═════ EXTRACTED INFORMATION ═════
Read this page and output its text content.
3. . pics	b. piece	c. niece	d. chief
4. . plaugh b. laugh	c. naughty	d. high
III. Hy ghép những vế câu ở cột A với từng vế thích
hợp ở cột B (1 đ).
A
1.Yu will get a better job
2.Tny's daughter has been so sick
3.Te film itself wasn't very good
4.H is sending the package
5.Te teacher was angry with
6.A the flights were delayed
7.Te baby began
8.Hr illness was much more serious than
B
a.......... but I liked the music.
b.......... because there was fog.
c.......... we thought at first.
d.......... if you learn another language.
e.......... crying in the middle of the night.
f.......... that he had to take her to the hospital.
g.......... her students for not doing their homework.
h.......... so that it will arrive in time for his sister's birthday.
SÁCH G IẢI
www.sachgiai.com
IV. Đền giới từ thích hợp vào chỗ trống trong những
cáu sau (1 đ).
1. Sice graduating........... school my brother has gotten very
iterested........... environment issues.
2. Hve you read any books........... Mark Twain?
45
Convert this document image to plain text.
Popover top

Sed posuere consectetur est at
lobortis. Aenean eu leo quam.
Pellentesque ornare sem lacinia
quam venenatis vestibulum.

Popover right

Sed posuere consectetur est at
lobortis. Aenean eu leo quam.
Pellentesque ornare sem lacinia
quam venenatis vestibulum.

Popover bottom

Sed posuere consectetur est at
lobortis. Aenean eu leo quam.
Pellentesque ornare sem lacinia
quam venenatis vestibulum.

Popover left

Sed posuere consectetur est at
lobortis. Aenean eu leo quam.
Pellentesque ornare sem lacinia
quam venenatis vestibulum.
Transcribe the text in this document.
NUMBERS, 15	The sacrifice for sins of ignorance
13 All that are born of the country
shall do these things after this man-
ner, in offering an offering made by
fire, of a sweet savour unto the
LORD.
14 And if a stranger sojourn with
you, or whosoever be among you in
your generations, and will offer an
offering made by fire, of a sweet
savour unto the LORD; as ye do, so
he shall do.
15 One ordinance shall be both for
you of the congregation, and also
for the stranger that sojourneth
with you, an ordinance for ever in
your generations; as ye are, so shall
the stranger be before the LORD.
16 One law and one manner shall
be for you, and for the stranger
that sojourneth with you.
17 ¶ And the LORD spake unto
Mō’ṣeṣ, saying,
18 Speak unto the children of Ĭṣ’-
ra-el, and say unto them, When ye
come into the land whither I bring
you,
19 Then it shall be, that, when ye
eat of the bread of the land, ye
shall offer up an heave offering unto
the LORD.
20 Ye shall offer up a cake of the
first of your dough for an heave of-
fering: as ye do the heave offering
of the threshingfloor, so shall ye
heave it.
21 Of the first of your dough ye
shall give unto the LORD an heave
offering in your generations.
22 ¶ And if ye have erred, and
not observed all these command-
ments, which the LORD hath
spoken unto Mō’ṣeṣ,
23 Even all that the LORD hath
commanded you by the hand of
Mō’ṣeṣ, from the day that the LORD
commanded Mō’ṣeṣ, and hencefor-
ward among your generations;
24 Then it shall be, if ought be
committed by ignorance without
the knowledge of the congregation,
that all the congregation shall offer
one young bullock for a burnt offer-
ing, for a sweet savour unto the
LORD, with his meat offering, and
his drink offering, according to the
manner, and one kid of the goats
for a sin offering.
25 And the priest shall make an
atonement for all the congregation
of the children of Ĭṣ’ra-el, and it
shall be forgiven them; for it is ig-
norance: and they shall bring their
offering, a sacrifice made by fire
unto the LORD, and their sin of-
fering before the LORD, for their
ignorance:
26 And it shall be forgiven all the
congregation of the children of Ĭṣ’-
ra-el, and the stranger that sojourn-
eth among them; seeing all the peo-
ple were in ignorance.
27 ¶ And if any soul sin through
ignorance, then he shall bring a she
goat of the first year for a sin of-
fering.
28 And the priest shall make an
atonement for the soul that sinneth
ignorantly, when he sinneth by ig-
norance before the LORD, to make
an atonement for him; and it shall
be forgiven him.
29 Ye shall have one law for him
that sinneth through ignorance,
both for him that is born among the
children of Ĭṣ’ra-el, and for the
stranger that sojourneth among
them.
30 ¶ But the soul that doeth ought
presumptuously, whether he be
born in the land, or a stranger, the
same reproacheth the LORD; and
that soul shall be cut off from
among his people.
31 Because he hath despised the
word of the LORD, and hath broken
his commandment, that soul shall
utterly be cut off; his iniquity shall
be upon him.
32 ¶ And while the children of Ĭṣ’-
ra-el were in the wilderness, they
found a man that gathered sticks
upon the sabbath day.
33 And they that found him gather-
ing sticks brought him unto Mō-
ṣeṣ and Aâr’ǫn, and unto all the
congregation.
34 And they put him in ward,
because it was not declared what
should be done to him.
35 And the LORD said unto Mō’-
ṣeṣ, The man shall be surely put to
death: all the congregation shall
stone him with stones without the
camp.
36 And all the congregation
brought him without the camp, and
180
═════
# STATED PROBLEM
Copy all the records above precisely.

# EXERCISE ANSWER
Read this page and output its text content.
3. . pics	b. piece	c. niece	d. chief
4. . plaugh b. laugh	c. naughty	d. high
III. Hy ghép những vế câu ở cột A với từng vế thích
hợp ở cột B (1 đ).
A
1.Yu will get a better job
2.Tny's daughter has been so sick
3.Te film itself wasn't very good
4.H is sending the package
5.Te teacher was angry with
6.A the flights were delayed
7.Te baby began
8.Hr illness was much more serious than
B
a.......... but I liked the music.
b.......... because there was fog.
c.......... we thought at first.
d.......... if you learn another language.
e.......... crying in the middle of the night.
f.......... that he had to take her to the hospital.
g.......... her students for not doing their homework.
h.......... so that it will arrive in time for his sister's birthday.
SÁCH G IẢI
www.sachgiai.com
IV. Đền giới từ thích hợp vào chỗ trống trong những
cáu sau (1 đ).
1. Sice graduating........... school my brother has gotten very
iterested........... environment issues.
2. Hve you read any books........... Mark Twain?
45
Convert this document image to plain text.
Popover top

Sed posuere consectetur est at
lobortis. Aenean eu leo quam.
Pellentesque ornare sem lacinia
quam venenatis vestibulum.

Popover right

Sed posuere consectetur est at
lobortis. Aenean eu leo quam.
Pellentesque ornare sem lacinia
quam venenatis vestibulum.

Popover bottom

Sed posuere consectetur est at
lobortis. Aenean eu leo quam.
Pellentesque ornare sem lacinia
quam venenatis vestibulum.

Popover left

Sed posuere consectetur est at
lobortis. Aenean eu leo quam.
Pellentesque ornare sem lacinia
quam venenatis vestibulum.
Transcribe the text in this document.
NUMBERS, 15	The sacrifice for sins of ignorance
13 All that are born of the country
shall do these things after this man-
ner, in offering an offering made by
fire, of a sweet savour unto the
LORD.
14 And if a stranger sojourn with
you, or whosoever be among you in
your generations, and will offer an
offering made by fire, of a sweet
savour unto the LORD; as ye do, so
he shall do.
15 One ordinance shall be both for
you of the congregation, and also
for the stranger that sojourneth
with you, an ordinance for ever in
your generations; as ye are, so shall
the stranger be before the LORD.
16 One law and one manner shall
be for you, and for the stranger
that sojourneth with you.
17 ¶ And the LORD spake unto
Mō’ṣeṣ, saying,
18 Speak unto the children of Ĭṣ’-
ra-el, and say unto them, When ye
come into the land whither I bring
you,
19 Then it shall be, that, when ye
eat of the bread of the land, ye
shall offer up an heave offering unto
the LORD.
20 Ye shall offer up a cake of the
first of your dough for an heave of-
fering: as ye do the heave offering
of the threshingfloor, so shall ye
heave it.
21 Of the first of your dough ye
shall give unto the LORD an heave
offering in your generations.
22 ¶ And if ye have erred, and
not observed all these command-
ments, which the LORD hath
spoken unto Mō’ṣeṣ,
23 Even all that the LORD hath
commanded you by the hand of
Mō’ṣeṣ, from the day that the LORD
commanded Mō’ṣeṣ, and hencefor-
ward among your generations;
24 Then it shall be, if ought be
committed by ignorance without
the knowledge of the congregation,
that all the congregation shall offer
one young bullock for a burnt offer-
ing, for a sweet savour unto the
LORD, with his meat offering, and
his drink offering, according to the
manner, and one kid of the goats
for a sin offering.
25 And the priest shall make an
atonement for all the congregation
of the children of Ĭṣ’ra-el, and it
shall be forgiven them; for it is ig-
norance: and they shall bring their
offering, a sacrifice made by fire
unto the LORD, and their sin of-
fering before the LORD, for their
ignorance:
26 And it shall be forgiven all the
congregation of the children of Ĭṣ’-
ra-el, and the stranger that sojourn-
eth among them; seeing all the peo-
ple were in ignorance.
27 ¶ And if any soul sin through
ignorance, then he shall bring a she
goat of the first year for a sin of-
fering.
28 And the priest shall make an
atonement for the soul that sinneth
ignorantly, when he sinneth by ig-
norance before the LORD, to make
an atonement for him; and it shall
be forgiven him.
29 Ye shall have one law for him
that sinneth through ignorance,
both for him that is born among the
children of Ĭṣ’ra-el, and for the
stranger that sojourneth among
them.
30 ¶ But the soul that doeth ought
presumptuously, whether he be
born in the land, or a stranger, the
same reproacheth the LORD; and
that soul shall be cut off from
among his people.
31 Because he hath despised the
word of the LORD, and hath broken
his commandment, that soul shall
utterly be cut off; his iniquity shall
be upon him.
32 ¶ And while the children of Ĭṣ’-
ra-el were in the wilderness, they
found a man that gathered sticks
upon the sabbath day.
33 And they that found him gather-
ing sticks brought him unto Mō-
ṣeṣ and Aâr’ǫn, and unto all the
congregation.
34 And they put him in ward,
because it was not declared what
should be done to him.
35 And the LORD said unto Mō’-
ṣeṣ, The man shall be surely put to
death: all the congregation shall
stone him with stones without the
camp.
36 And all the congregation
brought him without the camp, and
180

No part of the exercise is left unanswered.